● **Work to be completed**
Search the records for the word "this" and report each line that has it.

● **Provided information**
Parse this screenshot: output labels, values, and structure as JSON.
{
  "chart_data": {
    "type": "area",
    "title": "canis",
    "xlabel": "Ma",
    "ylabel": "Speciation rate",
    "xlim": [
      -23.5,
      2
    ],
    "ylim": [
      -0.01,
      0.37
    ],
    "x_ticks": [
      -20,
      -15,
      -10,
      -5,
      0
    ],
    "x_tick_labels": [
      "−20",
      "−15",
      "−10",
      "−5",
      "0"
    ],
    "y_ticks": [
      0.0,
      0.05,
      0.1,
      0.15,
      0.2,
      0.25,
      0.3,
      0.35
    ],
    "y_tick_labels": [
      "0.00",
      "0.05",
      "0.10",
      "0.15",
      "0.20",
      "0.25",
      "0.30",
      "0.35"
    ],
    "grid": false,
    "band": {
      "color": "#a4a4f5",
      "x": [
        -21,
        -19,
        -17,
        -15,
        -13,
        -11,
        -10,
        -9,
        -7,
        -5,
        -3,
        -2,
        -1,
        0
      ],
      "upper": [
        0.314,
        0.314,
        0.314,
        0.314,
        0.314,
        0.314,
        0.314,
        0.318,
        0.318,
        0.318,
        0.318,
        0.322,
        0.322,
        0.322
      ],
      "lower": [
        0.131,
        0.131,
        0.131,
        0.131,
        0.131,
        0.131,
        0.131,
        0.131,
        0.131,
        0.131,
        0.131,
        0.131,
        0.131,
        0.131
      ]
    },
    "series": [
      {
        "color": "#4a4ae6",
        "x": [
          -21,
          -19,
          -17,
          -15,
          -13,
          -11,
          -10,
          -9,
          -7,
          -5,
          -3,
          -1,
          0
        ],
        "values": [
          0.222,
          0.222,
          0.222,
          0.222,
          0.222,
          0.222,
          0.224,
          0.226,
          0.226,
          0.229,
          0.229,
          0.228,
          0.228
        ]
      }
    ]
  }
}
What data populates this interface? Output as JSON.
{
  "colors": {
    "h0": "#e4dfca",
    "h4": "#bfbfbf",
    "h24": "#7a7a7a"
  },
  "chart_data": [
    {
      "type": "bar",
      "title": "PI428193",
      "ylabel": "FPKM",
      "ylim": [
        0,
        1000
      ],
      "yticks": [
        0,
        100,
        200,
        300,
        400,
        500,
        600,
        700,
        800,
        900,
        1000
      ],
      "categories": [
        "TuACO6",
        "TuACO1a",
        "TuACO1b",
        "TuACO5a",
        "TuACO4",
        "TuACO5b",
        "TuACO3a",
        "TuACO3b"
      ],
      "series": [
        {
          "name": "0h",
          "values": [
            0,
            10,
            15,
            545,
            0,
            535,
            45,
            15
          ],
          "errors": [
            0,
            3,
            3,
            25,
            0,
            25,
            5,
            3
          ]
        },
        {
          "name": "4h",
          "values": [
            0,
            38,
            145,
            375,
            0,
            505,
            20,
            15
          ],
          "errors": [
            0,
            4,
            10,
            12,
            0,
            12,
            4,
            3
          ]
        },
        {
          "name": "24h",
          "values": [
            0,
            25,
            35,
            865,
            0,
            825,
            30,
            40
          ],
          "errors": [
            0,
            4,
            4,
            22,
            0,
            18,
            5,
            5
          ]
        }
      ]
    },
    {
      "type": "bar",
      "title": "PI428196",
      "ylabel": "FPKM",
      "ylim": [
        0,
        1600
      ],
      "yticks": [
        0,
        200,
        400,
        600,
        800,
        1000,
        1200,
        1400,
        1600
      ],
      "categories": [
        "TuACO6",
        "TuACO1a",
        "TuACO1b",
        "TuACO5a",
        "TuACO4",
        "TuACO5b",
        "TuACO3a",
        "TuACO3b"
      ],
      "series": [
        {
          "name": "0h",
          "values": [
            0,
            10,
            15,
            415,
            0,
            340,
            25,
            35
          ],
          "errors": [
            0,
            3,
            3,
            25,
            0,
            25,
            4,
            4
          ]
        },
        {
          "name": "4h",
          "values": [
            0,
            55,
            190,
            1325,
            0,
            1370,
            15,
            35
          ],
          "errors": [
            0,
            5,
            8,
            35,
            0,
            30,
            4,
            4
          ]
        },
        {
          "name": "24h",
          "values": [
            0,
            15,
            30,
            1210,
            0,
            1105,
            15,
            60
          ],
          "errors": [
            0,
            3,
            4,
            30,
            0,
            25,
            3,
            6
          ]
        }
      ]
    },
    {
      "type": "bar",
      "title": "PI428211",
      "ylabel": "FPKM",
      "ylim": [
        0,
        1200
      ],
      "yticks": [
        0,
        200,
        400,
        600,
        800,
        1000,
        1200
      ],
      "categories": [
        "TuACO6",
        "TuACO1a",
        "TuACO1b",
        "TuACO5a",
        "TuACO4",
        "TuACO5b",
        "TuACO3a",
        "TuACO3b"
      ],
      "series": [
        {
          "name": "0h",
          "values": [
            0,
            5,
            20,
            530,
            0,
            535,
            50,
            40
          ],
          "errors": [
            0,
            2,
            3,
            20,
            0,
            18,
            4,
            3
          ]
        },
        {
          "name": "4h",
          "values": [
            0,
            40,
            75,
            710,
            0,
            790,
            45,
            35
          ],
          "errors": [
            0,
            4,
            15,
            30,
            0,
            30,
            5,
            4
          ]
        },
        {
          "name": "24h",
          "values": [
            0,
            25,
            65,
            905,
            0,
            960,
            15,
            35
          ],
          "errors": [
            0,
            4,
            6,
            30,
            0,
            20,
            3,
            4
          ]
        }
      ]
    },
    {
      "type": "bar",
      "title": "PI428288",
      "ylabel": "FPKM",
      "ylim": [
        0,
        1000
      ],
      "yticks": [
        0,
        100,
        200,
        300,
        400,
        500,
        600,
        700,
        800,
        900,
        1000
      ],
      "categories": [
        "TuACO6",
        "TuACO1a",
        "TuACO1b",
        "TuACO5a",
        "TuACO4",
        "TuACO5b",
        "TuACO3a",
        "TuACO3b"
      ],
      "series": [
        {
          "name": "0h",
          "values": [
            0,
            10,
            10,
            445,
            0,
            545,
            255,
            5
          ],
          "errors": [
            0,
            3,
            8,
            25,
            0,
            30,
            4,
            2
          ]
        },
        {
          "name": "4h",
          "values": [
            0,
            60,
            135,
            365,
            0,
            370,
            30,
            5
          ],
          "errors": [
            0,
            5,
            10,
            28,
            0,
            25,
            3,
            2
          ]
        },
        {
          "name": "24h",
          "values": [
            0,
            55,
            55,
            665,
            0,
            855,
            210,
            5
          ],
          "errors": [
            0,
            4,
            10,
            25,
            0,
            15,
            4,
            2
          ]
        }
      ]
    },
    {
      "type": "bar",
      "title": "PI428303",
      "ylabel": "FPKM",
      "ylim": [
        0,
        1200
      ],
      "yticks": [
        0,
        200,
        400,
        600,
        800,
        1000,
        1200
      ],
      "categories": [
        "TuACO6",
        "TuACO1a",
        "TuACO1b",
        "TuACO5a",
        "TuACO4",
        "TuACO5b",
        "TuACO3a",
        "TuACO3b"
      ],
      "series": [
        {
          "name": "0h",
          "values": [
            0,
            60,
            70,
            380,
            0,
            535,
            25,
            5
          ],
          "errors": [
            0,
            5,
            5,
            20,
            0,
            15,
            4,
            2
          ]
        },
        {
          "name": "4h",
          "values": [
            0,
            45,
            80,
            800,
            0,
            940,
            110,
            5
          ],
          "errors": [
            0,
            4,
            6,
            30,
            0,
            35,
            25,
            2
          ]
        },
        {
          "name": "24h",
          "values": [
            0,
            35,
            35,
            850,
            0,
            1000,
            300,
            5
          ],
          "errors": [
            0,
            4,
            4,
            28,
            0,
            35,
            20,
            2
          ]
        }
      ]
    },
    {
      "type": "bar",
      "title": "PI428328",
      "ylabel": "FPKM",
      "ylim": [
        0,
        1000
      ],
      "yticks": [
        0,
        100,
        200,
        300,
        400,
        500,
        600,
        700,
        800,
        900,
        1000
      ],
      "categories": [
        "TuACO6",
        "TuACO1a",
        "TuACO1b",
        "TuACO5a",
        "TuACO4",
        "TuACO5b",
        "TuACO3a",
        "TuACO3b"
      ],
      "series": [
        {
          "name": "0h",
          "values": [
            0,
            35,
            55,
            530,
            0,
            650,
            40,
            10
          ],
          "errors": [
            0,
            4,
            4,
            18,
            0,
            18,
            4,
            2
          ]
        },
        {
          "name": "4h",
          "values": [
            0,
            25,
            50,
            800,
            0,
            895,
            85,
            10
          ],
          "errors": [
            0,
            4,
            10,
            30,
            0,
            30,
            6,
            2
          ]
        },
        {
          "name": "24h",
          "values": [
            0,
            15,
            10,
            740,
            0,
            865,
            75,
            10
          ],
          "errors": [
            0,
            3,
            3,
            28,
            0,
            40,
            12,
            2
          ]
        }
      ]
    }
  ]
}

● **Written response**
Parse this screenshot: output labels, values, and structure as JSON.
What data populates this interface? Output as JSON.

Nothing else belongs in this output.